* **What is asked**
Repeat the records word for word, from their first line through the line that contains "The viewing-angle control panel 21 is", including both of those lines.

* **Records shown**
[Begin]

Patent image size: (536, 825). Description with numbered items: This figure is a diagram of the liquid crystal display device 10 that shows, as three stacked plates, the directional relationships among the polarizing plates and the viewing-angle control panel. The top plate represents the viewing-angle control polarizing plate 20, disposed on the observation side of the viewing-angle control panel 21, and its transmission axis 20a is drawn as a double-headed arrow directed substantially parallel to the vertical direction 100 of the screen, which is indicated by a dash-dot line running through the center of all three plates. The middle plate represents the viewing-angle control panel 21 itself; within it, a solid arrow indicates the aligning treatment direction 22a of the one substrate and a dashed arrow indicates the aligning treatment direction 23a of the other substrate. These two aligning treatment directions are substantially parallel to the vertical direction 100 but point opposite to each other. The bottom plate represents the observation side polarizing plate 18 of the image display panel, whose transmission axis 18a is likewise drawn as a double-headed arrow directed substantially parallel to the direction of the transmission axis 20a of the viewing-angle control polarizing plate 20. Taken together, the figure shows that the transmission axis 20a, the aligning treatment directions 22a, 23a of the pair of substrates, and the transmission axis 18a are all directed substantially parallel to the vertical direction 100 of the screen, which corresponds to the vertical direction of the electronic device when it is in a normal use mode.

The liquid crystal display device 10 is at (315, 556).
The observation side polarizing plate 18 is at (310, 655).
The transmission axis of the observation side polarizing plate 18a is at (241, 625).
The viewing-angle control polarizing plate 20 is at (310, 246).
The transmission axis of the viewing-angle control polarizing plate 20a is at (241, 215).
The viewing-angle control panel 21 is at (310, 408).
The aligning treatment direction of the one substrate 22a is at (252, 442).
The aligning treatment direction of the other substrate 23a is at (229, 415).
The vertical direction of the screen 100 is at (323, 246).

[End]

* **Exercise answer**
Patent image size: (536, 825). Description with numbered items: This figure is a diagram of the liquid crystal display device 10 that shows, as three stacked plates, the directional relationships among the polarizing plates and the viewing-angle control panel. The top plate represents the viewing-angle control polarizing plate 20, disposed on the observation side of the viewing-angle control panel 21, and its transmission axis 20a is drawn as a double-headed arrow directed substantially parallel to the vertical direction 100 of the screen, which is indicated by a dash-dot line running through the center of all three plates. The middle plate represents the viewing-angle control panel 21 itself; within it, a solid arrow indicates the aligning treatment direction 22a of the one substrate and a dashed arrow indicates the aligning treatment direction 23a of the other substrate. These two aligning treatment directions are substantially parallel to the vertical direction 100 but point opposite to each other. The bottom plate represents the observation side polarizing plate 18 of the image display panel, whose transmission axis 18a is likewise drawn as a double-headed arrow directed substantially parallel to the direction of the transmission axis 20a of the viewing-angle control polarizing plate 20. Taken together, the figure shows that the transmission axis 20a, the aligning treatment directions 22a, 23a of the pair of substrates, and the transmission axis 18a are all directed substantially parallel to the vertical direction 100 of the screen, which corresponds to the vertical direction of the electronic device when it is in a normal use mode.

The liquid crystal display device 10 is at (315, 556).
The observation side polarizing plate 18 is at (310, 655).
The transmission axis of the observation side polarizing plate 18a is at (241, 625).
The viewing-angle control polarizing plate 20 is at (310, 246).
The transmission axis of the viewing-angle control polarizing plate 20a is at (241, 215).
The viewing-angle control panel 21 is at (310, 408).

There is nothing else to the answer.